Written exercise:
Can you rewrite these records with every "progeny-link" changed to "offspring-link" and everything else left as it is?

Information shown:
-*-*-
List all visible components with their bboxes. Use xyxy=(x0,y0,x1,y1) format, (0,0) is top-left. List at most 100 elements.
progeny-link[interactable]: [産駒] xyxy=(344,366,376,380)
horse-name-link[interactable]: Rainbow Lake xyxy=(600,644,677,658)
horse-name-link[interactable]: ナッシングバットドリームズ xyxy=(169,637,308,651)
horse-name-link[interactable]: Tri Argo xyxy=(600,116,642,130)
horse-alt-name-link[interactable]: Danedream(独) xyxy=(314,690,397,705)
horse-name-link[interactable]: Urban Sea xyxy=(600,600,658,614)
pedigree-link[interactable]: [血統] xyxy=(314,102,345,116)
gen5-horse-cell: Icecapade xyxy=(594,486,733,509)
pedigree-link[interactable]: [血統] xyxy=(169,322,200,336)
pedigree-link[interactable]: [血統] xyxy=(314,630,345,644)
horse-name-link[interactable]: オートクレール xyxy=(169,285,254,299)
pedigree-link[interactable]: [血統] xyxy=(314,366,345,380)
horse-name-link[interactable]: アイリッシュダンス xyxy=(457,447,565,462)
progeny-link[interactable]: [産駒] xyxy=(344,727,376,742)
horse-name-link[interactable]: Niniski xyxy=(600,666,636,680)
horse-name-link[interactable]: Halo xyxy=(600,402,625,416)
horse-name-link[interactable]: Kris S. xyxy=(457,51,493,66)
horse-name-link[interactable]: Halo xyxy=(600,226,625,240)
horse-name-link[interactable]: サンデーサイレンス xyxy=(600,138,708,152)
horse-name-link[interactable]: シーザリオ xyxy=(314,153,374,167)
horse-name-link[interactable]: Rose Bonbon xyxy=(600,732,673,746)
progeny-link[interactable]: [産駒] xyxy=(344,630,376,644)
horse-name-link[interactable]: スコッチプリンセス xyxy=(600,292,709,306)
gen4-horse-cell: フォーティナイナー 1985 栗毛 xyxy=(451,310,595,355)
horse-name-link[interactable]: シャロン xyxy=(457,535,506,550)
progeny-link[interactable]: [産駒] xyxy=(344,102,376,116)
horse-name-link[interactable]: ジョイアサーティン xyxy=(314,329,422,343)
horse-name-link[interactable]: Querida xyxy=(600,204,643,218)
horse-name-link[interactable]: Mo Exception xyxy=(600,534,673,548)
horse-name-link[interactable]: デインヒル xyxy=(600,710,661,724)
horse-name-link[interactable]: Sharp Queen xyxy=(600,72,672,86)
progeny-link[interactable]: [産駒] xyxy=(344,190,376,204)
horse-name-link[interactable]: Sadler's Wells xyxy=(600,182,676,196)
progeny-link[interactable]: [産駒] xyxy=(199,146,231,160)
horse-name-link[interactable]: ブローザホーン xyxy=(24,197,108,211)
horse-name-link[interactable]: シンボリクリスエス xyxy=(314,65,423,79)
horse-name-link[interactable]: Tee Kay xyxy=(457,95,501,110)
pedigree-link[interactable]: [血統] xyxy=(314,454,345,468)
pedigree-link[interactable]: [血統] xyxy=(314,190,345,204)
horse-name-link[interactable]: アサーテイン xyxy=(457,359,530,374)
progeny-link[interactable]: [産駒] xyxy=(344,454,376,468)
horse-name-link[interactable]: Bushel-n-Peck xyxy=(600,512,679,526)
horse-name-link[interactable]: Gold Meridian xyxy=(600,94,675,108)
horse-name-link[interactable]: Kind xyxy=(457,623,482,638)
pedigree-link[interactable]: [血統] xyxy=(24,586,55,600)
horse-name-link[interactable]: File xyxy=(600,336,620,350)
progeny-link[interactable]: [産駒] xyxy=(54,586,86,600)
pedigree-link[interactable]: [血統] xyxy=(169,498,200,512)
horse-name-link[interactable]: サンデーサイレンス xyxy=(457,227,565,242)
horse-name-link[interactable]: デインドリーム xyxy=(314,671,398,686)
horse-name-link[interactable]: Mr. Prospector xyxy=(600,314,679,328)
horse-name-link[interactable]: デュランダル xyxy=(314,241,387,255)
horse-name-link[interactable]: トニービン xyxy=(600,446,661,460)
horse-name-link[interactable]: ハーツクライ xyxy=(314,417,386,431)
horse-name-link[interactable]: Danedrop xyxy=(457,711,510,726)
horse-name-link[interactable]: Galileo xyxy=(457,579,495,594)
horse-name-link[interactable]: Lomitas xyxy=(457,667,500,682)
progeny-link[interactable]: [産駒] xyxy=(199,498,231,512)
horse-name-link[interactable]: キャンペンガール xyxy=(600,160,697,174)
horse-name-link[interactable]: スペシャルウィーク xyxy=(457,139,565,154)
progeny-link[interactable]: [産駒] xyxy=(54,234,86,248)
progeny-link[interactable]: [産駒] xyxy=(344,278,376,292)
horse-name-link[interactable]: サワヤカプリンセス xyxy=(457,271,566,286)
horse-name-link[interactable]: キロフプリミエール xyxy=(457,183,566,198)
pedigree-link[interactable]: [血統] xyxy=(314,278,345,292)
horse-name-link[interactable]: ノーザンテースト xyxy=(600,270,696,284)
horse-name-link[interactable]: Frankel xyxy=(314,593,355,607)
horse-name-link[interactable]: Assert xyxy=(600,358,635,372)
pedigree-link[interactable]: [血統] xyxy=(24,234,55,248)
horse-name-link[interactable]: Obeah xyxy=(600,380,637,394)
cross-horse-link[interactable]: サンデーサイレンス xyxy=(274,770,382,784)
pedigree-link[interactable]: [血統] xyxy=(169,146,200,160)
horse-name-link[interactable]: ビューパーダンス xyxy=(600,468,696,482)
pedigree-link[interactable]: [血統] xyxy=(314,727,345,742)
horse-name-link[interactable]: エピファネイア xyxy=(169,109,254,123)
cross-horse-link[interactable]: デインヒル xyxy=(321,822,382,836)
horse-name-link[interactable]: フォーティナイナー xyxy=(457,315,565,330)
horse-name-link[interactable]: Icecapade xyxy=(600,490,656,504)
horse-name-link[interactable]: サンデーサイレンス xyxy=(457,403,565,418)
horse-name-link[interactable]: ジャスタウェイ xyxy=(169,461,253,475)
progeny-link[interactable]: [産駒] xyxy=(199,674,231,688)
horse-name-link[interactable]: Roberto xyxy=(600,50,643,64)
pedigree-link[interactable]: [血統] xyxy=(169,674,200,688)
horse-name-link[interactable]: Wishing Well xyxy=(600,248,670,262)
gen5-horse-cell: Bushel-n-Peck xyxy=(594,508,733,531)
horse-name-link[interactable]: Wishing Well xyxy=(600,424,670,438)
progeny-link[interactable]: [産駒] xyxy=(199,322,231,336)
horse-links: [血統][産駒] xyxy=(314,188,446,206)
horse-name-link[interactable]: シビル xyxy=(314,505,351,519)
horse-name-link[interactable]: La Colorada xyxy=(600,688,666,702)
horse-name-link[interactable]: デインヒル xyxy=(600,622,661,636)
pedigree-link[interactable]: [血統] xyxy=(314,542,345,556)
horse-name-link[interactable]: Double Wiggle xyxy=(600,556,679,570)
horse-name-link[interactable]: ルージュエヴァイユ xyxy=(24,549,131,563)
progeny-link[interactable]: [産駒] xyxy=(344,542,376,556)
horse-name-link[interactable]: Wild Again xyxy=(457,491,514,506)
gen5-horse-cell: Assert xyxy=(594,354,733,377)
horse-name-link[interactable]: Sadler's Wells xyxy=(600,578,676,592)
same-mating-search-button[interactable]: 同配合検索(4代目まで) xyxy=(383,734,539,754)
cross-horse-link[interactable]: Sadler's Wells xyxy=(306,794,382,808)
-*-*-
Complete output:
List all visible components with their bboxes. Use xyxy=(x0,y0,x1,y1) format, (0,0) is top-left. List at most 100 elements.
offspring-link[interactable]: [産駒] xyxy=(344,366,376,380)
horse-name-link[interactable]: Rainbow Lake xyxy=(600,644,677,658)
horse-name-link[interactable]: ナッシングバットドリームズ xyxy=(169,637,308,651)
horse-name-link[interactable]: Tri Argo xyxy=(600,116,642,130)
horse-alt-name-link[interactable]: Danedream(独) xyxy=(314,690,397,705)
horse-name-link[interactable]: Urban Sea xyxy=(600,600,658,614)
pedigree-link[interactable]: [血統] xyxy=(314,102,345,116)
gen5-horse-cell: Icecapade xyxy=(594,486,733,509)
pedigree-link[interactable]: [血統] xyxy=(169,322,200,336)
pedigree-link[interactable]: [血統] xyxy=(314,630,345,644)
horse-name-link[interactable]: オートクレール xyxy=(169,285,254,299)
pedigree-link[interactable]: [血統] xyxy=(314,366,345,380)
horse-name-link[interactable]: アイリッシュダンス xyxy=(457,447,565,462)
offspring-link[interactable]: [産駒] xyxy=(344,727,376,742)
horse-name-link[interactable]: Niniski xyxy=(600,666,636,680)
horse-name-link[interactable]: Halo xyxy=(600,402,625,416)
horse-name-link[interactable]: Kris S. xyxy=(457,51,493,66)
horse-name-link[interactable]: Halo xyxy=(600,226,625,240)
horse-name-link[interactable]: サンデーサイレンス xyxy=(600,138,708,152)
horse-name-link[interactable]: シーザリオ xyxy=(314,153,374,167)
horse-name-link[interactable]: Rose Bonbon xyxy=(600,732,673,746)
offspring-link[interactable]: [産駒] xyxy=(344,630,376,644)
horse-name-link[interactable]: スコッチプリンセス xyxy=(600,292,709,306)
gen4-horse-cell: フォーティナイナー 1985 栗毛 xyxy=(451,310,595,355)
horse-name-link[interactable]: シャロン xyxy=(457,535,506,550)
offspring-link[interactable]: [産駒] xyxy=(344,102,376,116)
horse-name-link[interactable]: ジョイアサーティン xyxy=(314,329,422,343)
horse-name-link[interactable]: Querida xyxy=(600,204,643,218)
horse-name-link[interactable]: Mo Exception xyxy=(600,534,673,548)
horse-name-link[interactable]: デインヒル xyxy=(600,710,661,724)
horse-name-link[interactable]: Sharp Queen xyxy=(600,72,672,86)
offspring-link[interactable]: [産駒] xyxy=(344,190,376,204)
horse-name-link[interactable]: Sadler's Wells xyxy=(600,182,676,196)
offspring-link[interactable]: [産駒] xyxy=(199,146,231,160)
horse-name-link[interactable]: ブローザホーン xyxy=(24,197,108,211)
horse-name-link[interactable]: シンボリクリスエス xyxy=(314,65,423,79)
horse-name-link[interactable]: Tee Kay xyxy=(457,95,501,110)
pedigree-link[interactable]: [血統] xyxy=(314,454,345,468)
pedigree-link[interactable]: [血統] xyxy=(314,190,345,204)
horse-name-link[interactable]: アサーテイン xyxy=(457,359,530,374)
offspring-link[interactable]: [産駒] xyxy=(344,454,376,468)
horse-name-link[interactable]: Bushel-n-Peck xyxy=(600,512,679,526)
horse-name-link[interactable]: Gold Meridian xyxy=(600,94,675,108)
horse-name-link[interactable]: Kind xyxy=(457,623,482,638)
pedigree-link[interactable]: [血統] xyxy=(24,586,55,600)
horse-name-link[interactable]: File xyxy=(600,336,620,350)
offspring-link[interactable]: [産駒] xyxy=(54,586,86,600)
pedigree-link[interactable]: [血統] xyxy=(169,498,200,512)
horse-name-link[interactable]: サンデーサイレンス xyxy=(457,227,565,242)
horse-name-link[interactable]: デインドリーム xyxy=(314,671,398,686)
horse-name-link[interactable]: Mr. Prospector xyxy=(600,314,679,328)
horse-name-link[interactable]: デュランダル xyxy=(314,241,387,255)
horse-name-link[interactable]: トニービン xyxy=(600,446,661,460)
horse-name-link[interactable]: ハーツクライ xyxy=(314,417,386,431)
horse-name-link[interactable]: Danedrop xyxy=(457,711,510,726)
horse-name-link[interactable]: Galileo xyxy=(457,579,495,594)
horse-name-link[interactable]: Lomitas xyxy=(457,667,500,682)
offspring-link[interactable]: [産駒] xyxy=(199,498,231,512)
horse-name-link[interactable]: キャンペンガール xyxy=(600,160,697,174)
horse-name-link[interactable]: スペシャルウィーク xyxy=(457,139,565,154)
offspring-link[interactable]: [産駒] xyxy=(54,234,86,248)
offspring-link[interactable]: [産駒] xyxy=(344,278,376,292)
horse-name-link[interactable]: サワヤカプリンセス xyxy=(457,271,566,286)
horse-name-link[interactable]: キロフプリミエール xyxy=(457,183,566,198)
pedigree-link[interactable]: [血統] xyxy=(314,278,345,292)
horse-name-link[interactable]: ノーザンテースト xyxy=(600,270,696,284)
horse-name-link[interactable]: Frankel xyxy=(314,593,355,607)
horse-name-link[interactable]: Assert xyxy=(600,358,635,372)
pedigree-link[interactable]: [血統] xyxy=(24,234,55,248)
horse-name-link[interactable]: Obeah xyxy=(600,380,637,394)
cross-horse-link[interactable]: サンデーサイレンス xyxy=(274,770,382,784)
pedigree-link[interactable]: [血統] xyxy=(169,146,200,160)
horse-name-link[interactable]: ビューパーダンス xyxy=(600,468,696,482)
pedigree-link[interactable]: [血統] xyxy=(314,727,345,742)
horse-name-link[interactable]: エピファネイア xyxy=(169,109,254,123)
cross-horse-link[interactable]: デインヒル xyxy=(321,822,382,836)
horse-name-link[interactable]: フォーティナイナー xyxy=(457,315,565,330)
horse-name-link[interactable]: Icecapade xyxy=(600,490,656,504)
horse-name-link[interactable]: サンデーサイレンス xyxy=(457,403,565,418)
horse-name-link[interactable]: ジャスタウェイ xyxy=(169,461,253,475)
offspring-link[interactable]: [産駒] xyxy=(199,674,231,688)
horse-name-link[interactable]: Roberto xyxy=(600,50,643,64)
pedigree-link[interactable]: [血統] xyxy=(169,674,200,688)
horse-name-link[interactable]: Wishing Well xyxy=(600,248,670,262)
gen5-horse-cell: Bushel-n-Peck xyxy=(594,508,733,531)
horse-name-link[interactable]: Wishing Well xyxy=(600,424,670,438)
offspring-link[interactable]: [産駒] xyxy=(199,322,231,336)
horse-links: [血統][産駒] xyxy=(314,188,446,206)
horse-name-link[interactable]: シビル xyxy=(314,505,351,519)
horse-name-link[interactable]: La Colorada xyxy=(600,688,666,702)
horse-name-link[interactable]: デインヒル xyxy=(600,622,661,636)
pedigree-link[interactable]: [血統] xyxy=(314,542,345,556)
horse-name-link[interactable]: Double Wiggle xyxy=(600,556,679,570)
horse-name-link[interactable]: ルージュエヴァイユ xyxy=(24,549,131,563)
offspring-link[interactable]: [産駒] xyxy=(344,542,376,556)
horse-name-link[interactable]: Wild Again xyxy=(457,491,514,506)
gen5-horse-cell: Assert xyxy=(594,354,733,377)
horse-name-link[interactable]: Sadler's Wells xyxy=(600,578,676,592)
same-mating-search-button[interactable]: 同配合検索(4代目まで) xyxy=(383,734,539,754)
cross-horse-link[interactable]: Sadler's Wells xyxy=(306,794,382,808)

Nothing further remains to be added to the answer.